## BEGIN Data shown

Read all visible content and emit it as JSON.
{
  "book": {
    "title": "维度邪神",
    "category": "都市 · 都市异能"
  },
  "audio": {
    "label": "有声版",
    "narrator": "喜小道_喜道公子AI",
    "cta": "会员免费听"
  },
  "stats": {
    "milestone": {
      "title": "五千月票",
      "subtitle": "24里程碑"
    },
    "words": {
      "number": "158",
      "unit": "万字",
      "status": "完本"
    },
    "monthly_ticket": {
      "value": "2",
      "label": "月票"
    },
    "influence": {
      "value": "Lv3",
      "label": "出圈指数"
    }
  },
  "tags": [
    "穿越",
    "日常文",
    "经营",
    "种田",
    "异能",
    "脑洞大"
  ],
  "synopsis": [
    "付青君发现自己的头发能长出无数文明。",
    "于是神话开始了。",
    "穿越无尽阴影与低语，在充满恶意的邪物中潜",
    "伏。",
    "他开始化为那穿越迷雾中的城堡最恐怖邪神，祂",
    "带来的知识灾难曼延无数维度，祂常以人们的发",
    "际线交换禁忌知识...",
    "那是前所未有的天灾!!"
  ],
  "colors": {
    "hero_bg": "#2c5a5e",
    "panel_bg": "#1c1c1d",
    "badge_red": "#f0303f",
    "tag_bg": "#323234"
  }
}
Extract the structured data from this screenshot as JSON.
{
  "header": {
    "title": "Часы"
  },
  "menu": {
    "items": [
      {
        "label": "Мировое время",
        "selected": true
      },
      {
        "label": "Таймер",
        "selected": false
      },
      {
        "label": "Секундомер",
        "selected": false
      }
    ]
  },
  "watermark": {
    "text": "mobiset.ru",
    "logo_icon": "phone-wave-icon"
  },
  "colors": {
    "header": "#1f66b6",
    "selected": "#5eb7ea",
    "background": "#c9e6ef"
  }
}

## END Data shown

§ The task:
Repeat the listing above without any change.

§ Written solution:
Read all visible content and emit it as JSON.
{
  "book": {
    "title": "维度邪神",
    "category": "都市 · 都市异能"
  },
  "audio": {
    "label": "有声版",
    "narrator": "喜小道_喜道公子AI",
    "cta": "会员免费听"
  },
  "stats": {
    "milestone": {
      "title": "五千月票",
      "subtitle": "24里程碑"
    },
    "words": {
      "number": "158",
      "unit": "万字",
      "status": "完本"
    },
    "monthly_ticket": {
      "value": "2",
      "label": "月票"
    },
    "influence": {
      "value": "Lv3",
      "label": "出圈指数"
    }
  },
  "tags": [
    "穿越",
    "日常文",
    "经营",
    "种田",
    "异能",
    "脑洞大"
  ],
  "synopsis": [
    "付青君发现自己的头发能长出无数文明。",
    "于是神话开始了。",
    "穿越无尽阴影与低语，在充满恶意的邪物中潜",
    "伏。",
    "他开始化为那穿越迷雾中的城堡最恐怖邪神，祂",
    "带来的知识灾难曼延无数维度，祂常以人们的发",
    "际线交换禁忌知识...",
    "那是前所未有的天灾!!"
  ],
  "colors": {
    "hero_bg": "#2c5a5e",
    "panel_bg": "#1c1c1d",
    "badge_red": "#f0303f",
    "tag_bg": "#323234"
  }
}
Extract the structured data from this screenshot as JSON.
{
  "header": {
    "title": "Часы"
  },
  "menu": {
    "items": [
      {
        "label": "Мировое время",
        "selected": true
      },
      {
        "label": "Таймер",
        "selected": false
      },
      {
        "label": "Секундомер",
        "selected": false
      }
    ]
  },
  "watermark": {
    "text": "mobiset.ru",
    "logo_icon": "phone-wave-icon"
  },
  "colors": {
    "header": "#1f66b6",
    "selected": "#5eb7ea",
    "background": "#c9e6ef"
  }
}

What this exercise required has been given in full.